Dataset items:
= = =
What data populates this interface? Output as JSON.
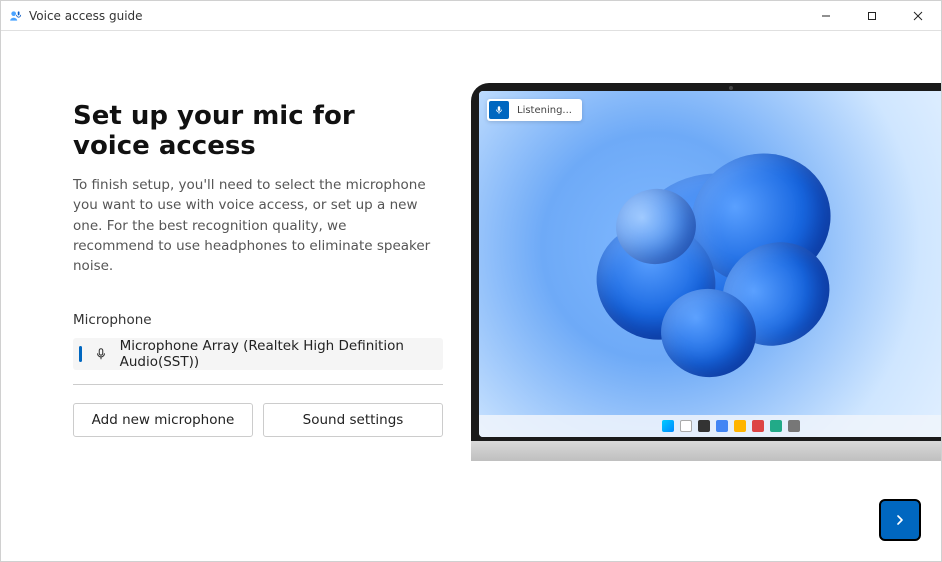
{
  "window": {
    "title": "Voice access guide"
  },
  "main": {
    "heading": "Set up your mic for voice access",
    "description": "To finish setup, you'll need to select the microphone you want to use with voice access, or set up a new one. For the best recognition quality, we recommend to use headphones to eliminate speaker noise.",
    "mic_label": "Microphone",
    "selected_mic": "Microphone Array (Realtek High Definition Audio(SST))",
    "buttons": {
      "add_mic": "Add new microphone",
      "sound_settings": "Sound settings"
    }
  },
  "preview": {
    "voice_access_status": "Listening..."
  },
  "colors": {
    "accent": "#0067c0"
  }
}
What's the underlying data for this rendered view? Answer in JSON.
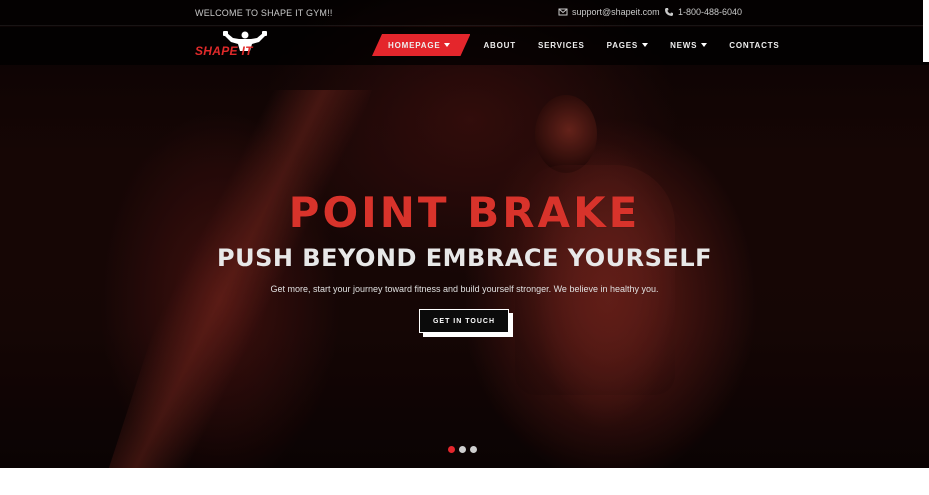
{
  "topbar": {
    "welcome": "WELCOME TO SHAPE IT GYM!!",
    "email": "support@shapeit.com",
    "phone": "1-800-488-6040",
    "email_icon": "envelope-icon",
    "phone_icon": "phone-icon"
  },
  "header": {
    "logo_text": "SHAPE IT",
    "nav": [
      {
        "label": "HOMEPAGE",
        "active": true,
        "dropdown": true
      },
      {
        "label": "ABOUT",
        "active": false,
        "dropdown": false
      },
      {
        "label": "SERVICES",
        "active": false,
        "dropdown": false
      },
      {
        "label": "PAGES",
        "active": false,
        "dropdown": true
      },
      {
        "label": "NEWS",
        "active": false,
        "dropdown": true
      },
      {
        "label": "CONTACTS",
        "active": false,
        "dropdown": false
      }
    ]
  },
  "hero": {
    "title": "POINT BRAKE",
    "subtitle": "PUSH BEYOND EMBRACE YOURSELF",
    "description": "Get more, start your journey toward fitness and build yourself stronger. We believe in healthy you.",
    "cta_label": "GET IN TOUCH",
    "slides": 3,
    "active_slide": 1
  },
  "colors": {
    "accent": "#e4262c",
    "title_red": "#d8332b",
    "topbar_bg": "#000000"
  }
}
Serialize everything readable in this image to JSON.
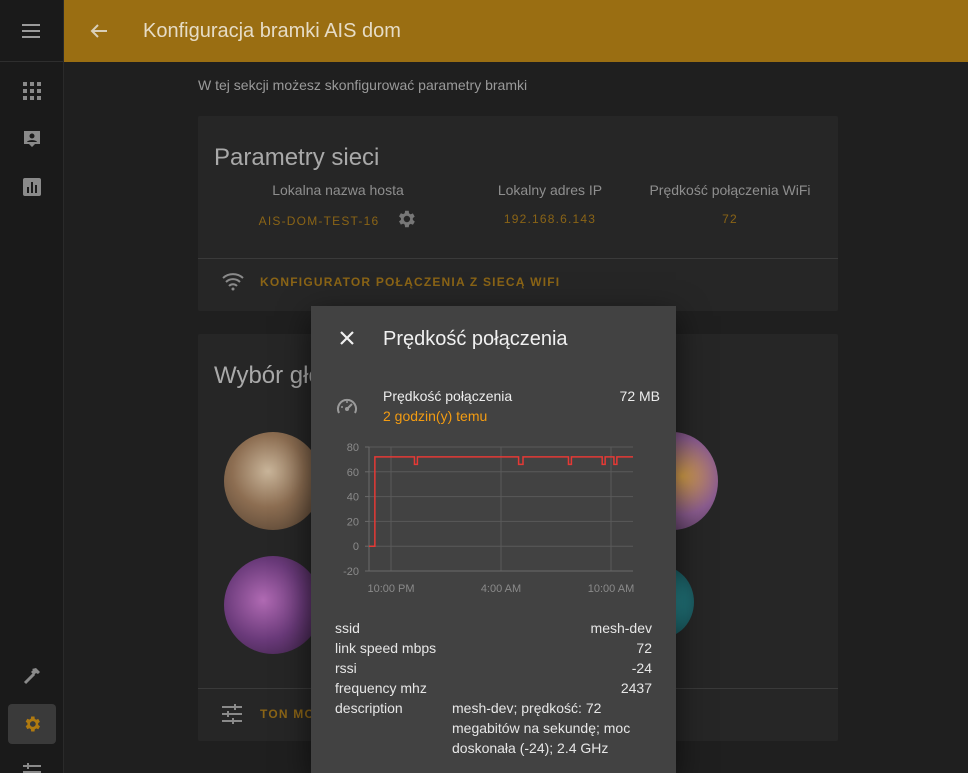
{
  "header": {
    "title": "Konfiguracja bramki AIS dom"
  },
  "intro": "W tej sekcji możesz skonfigurować parametry bramki",
  "network_card": {
    "title": "Parametry sieci",
    "hostname_label": "Lokalna nazwa hosta",
    "hostname_value": "AIS-DOM-TEST-16",
    "ip_label": "Lokalny adres IP",
    "ip_value": "192.168.6.143",
    "speed_label": "Prędkość połączenia WiFi",
    "speed_value": "72",
    "wifi_link": "KONFIGURATOR POŁĄCZENIA Z SIECĄ WIFI"
  },
  "voice_card": {
    "title": "Wybór gło",
    "tone_link": "TON MO"
  },
  "dialog": {
    "title": "Prędkość połączenia",
    "stat_name": "Prędkość połączenia",
    "stat_time": "2 godzin(y) temu",
    "stat_value": "72 MB",
    "attributes": [
      {
        "key": "ssid",
        "value": "mesh-dev"
      },
      {
        "key": "link speed mbps",
        "value": "72"
      },
      {
        "key": "rssi",
        "value": "-24"
      },
      {
        "key": "frequency mhz",
        "value": "2437"
      },
      {
        "key": "description",
        "value": "mesh-dev; prędkość: 72 megabitów na sekundę; moc doskonała (-24); 2.4 GHz"
      }
    ]
  },
  "chart_data": {
    "type": "line",
    "y_ticks": [
      "80",
      "60",
      "40",
      "20",
      "0",
      "-20"
    ],
    "ylim": [
      -20,
      80
    ],
    "x_ticks": [
      "10:00 PM",
      "4:00 AM",
      "10:00 AM"
    ],
    "series": [
      {
        "color": "#e53935",
        "x_hours": [
          0,
          0.4,
          3.0,
          3.1,
          3.3,
          10.1,
          10.2,
          10.5,
          13.5,
          13.6,
          13.8,
          15.8,
          15.9,
          16.1,
          16.6,
          16.7,
          16.9,
          18.0
        ],
        "values": [
          0,
          72,
          72,
          66,
          72,
          72,
          66,
          72,
          72,
          66,
          72,
          72,
          66,
          72,
          72,
          66,
          72,
          72
        ]
      }
    ],
    "grid": true
  },
  "colors": {
    "accent": "#f39c12",
    "header": "#9a6e12",
    "line": "#e53935"
  }
}
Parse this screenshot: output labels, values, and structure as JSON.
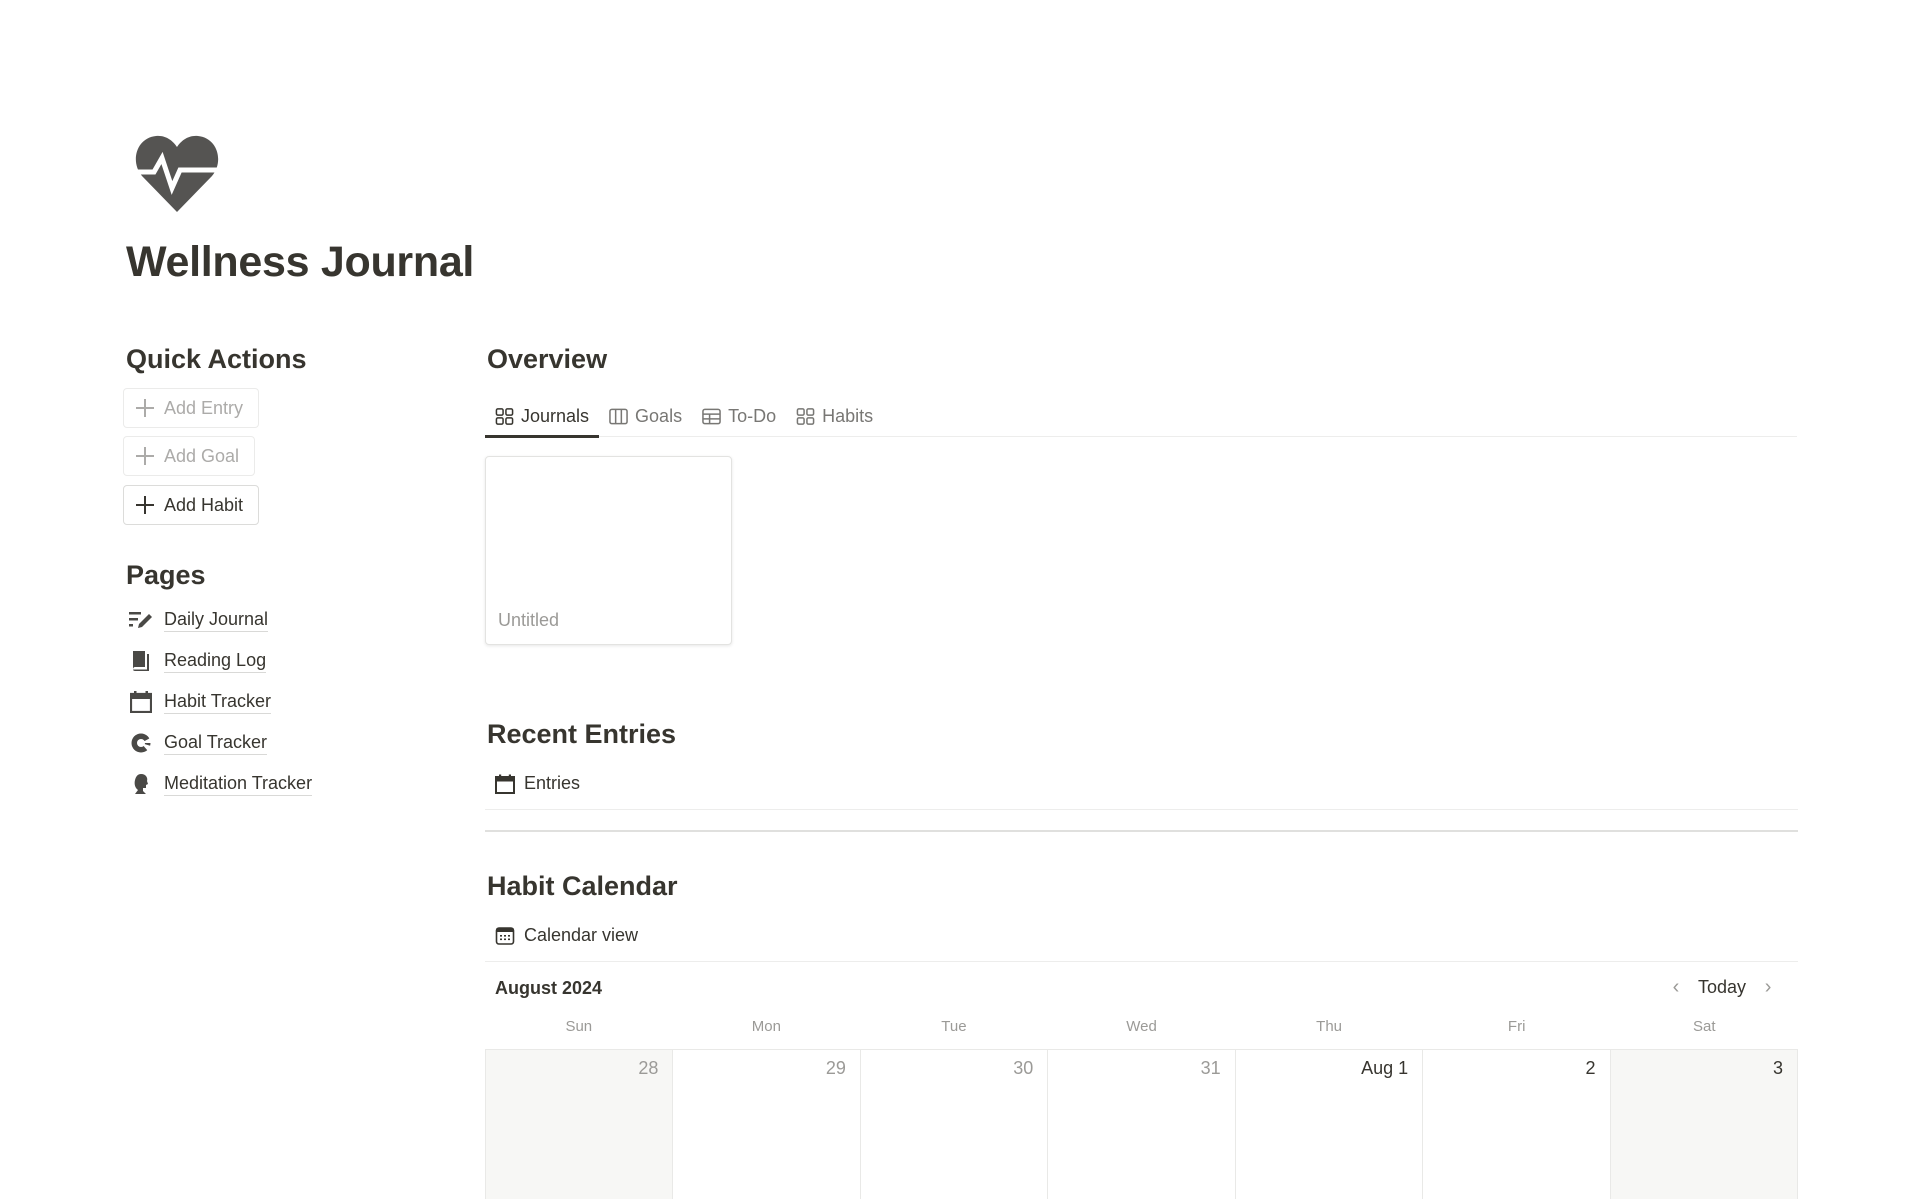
{
  "page": {
    "icon": "heart-pulse-icon",
    "title": "Wellness Journal"
  },
  "quick_actions": {
    "heading": "Quick Actions",
    "buttons": [
      {
        "label": "Add Entry",
        "icon": "plus-icon",
        "state": "muted"
      },
      {
        "label": "Add Goal",
        "icon": "plus-icon",
        "state": "muted"
      },
      {
        "label": "Add Habit",
        "icon": "plus-icon",
        "state": "active"
      }
    ]
  },
  "pages": {
    "heading": "Pages",
    "items": [
      {
        "label": "Daily Journal",
        "icon": "edit-list-icon"
      },
      {
        "label": "Reading Log",
        "icon": "book-icon"
      },
      {
        "label": "Habit Tracker",
        "icon": "calendar-icon"
      },
      {
        "label": "Goal Tracker",
        "icon": "pie-chart-icon"
      },
      {
        "label": "Meditation Tracker",
        "icon": "head-silhouette-icon"
      }
    ]
  },
  "overview": {
    "heading": "Overview",
    "tabs": [
      {
        "label": "Journals",
        "icon": "gallery-icon",
        "active": true
      },
      {
        "label": "Goals",
        "icon": "board-icon",
        "active": false
      },
      {
        "label": "To-Do",
        "icon": "table-icon",
        "active": false
      },
      {
        "label": "Habits",
        "icon": "gallery-icon",
        "active": false
      }
    ],
    "cards": [
      {
        "title": "Untitled"
      }
    ]
  },
  "recent_entries": {
    "heading": "Recent Entries",
    "view_label": "Entries",
    "view_icon": "calendar-icon"
  },
  "habit_calendar": {
    "heading": "Habit Calendar",
    "view_label": "Calendar view",
    "view_icon": "calendar-grid-icon",
    "month_label": "August 2024",
    "nav": {
      "prev": "‹",
      "today": "Today",
      "next": "›"
    },
    "weekdays": [
      "Sun",
      "Mon",
      "Tue",
      "Wed",
      "Thu",
      "Fri",
      "Sat"
    ],
    "days": [
      {
        "label": "28",
        "current_month": false,
        "weekend": true
      },
      {
        "label": "29",
        "current_month": false,
        "weekend": false
      },
      {
        "label": "30",
        "current_month": false,
        "weekend": false
      },
      {
        "label": "31",
        "current_month": false,
        "weekend": false
      },
      {
        "label": "Aug 1",
        "current_month": true,
        "weekend": false
      },
      {
        "label": "2",
        "current_month": true,
        "weekend": false
      },
      {
        "label": "3",
        "current_month": true,
        "weekend": true
      }
    ]
  }
}
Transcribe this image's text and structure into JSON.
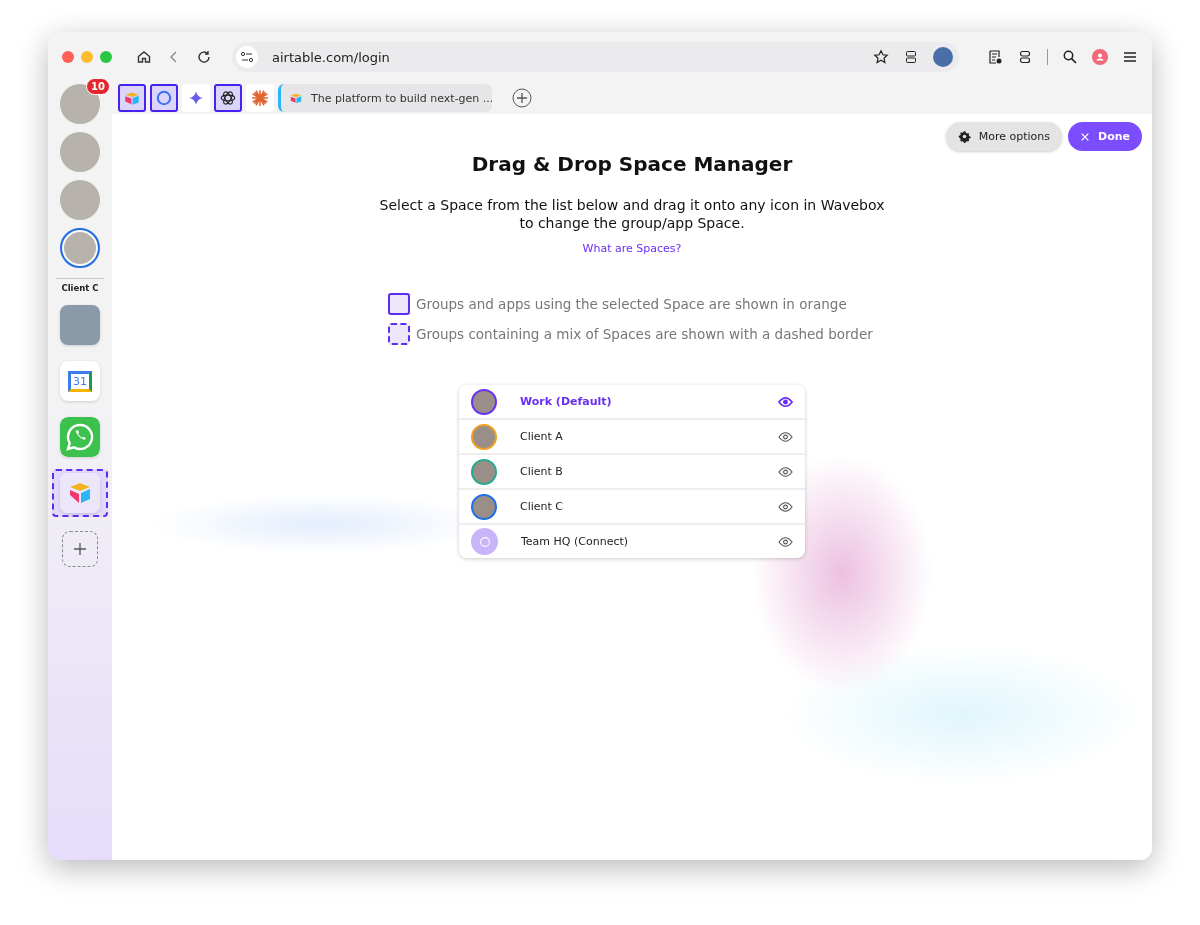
{
  "browser": {
    "address": "airtable.com/login"
  },
  "sidebar": {
    "badge": "10",
    "profiles": [
      {
        "selected": false
      },
      {
        "selected": false
      },
      {
        "selected": false
      },
      {
        "selected": true
      }
    ],
    "group_label": "Client C",
    "apps": [
      {
        "kind": "photo",
        "dashed": false
      },
      {
        "kind": "calendar",
        "label": "31",
        "dashed": false
      },
      {
        "kind": "whatsapp",
        "dashed": false
      },
      {
        "kind": "airtable",
        "dashed": true
      }
    ]
  },
  "tabs": [
    {
      "kind": "airtable",
      "highlighted": true
    },
    {
      "kind": "ring",
      "highlighted": true
    },
    {
      "kind": "sparkle",
      "highlighted": false
    },
    {
      "kind": "knot",
      "highlighted": true
    },
    {
      "kind": "burst",
      "highlighted": false
    },
    {
      "kind": "page",
      "title": "The platform to build next-gen ..."
    }
  ],
  "actions": {
    "more_options": "More options",
    "done": "Done"
  },
  "panel": {
    "title": "Drag & Drop Space Manager",
    "description": "Select a Space from the list below and drag it onto any icon in Wavebox to change the group/app Space.",
    "link": "What are Spaces?",
    "legend": [
      {
        "kind": "solid",
        "text": "Groups and apps using the selected Space are shown in orange"
      },
      {
        "kind": "dashed",
        "text": "Groups containing a mix of Spaces are shown with a dashed border"
      }
    ],
    "spaces": [
      {
        "name": "Work (Default)",
        "kind": "photo",
        "color": "#6a2ff5",
        "selected": true
      },
      {
        "name": "Client A",
        "kind": "photo",
        "color": "#f0a020",
        "selected": false
      },
      {
        "name": "Client B",
        "kind": "photo",
        "color": "#2aa88f",
        "selected": false
      },
      {
        "name": "Client C",
        "kind": "photo",
        "color": "#1f6fe8",
        "selected": false
      },
      {
        "name": "Team HQ (Connect)",
        "kind": "connect",
        "color": "#c8b4f8",
        "selected": false
      }
    ]
  }
}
= = =
OBJECTIVE:
From the data above, copy each line that has the string "build".

ANSWER IN FULL:
    "description": "Get more, start your journey toward fitness and build yourself stronger. We believe in healthy you.",
      "title": "The platform to build next-gen ..."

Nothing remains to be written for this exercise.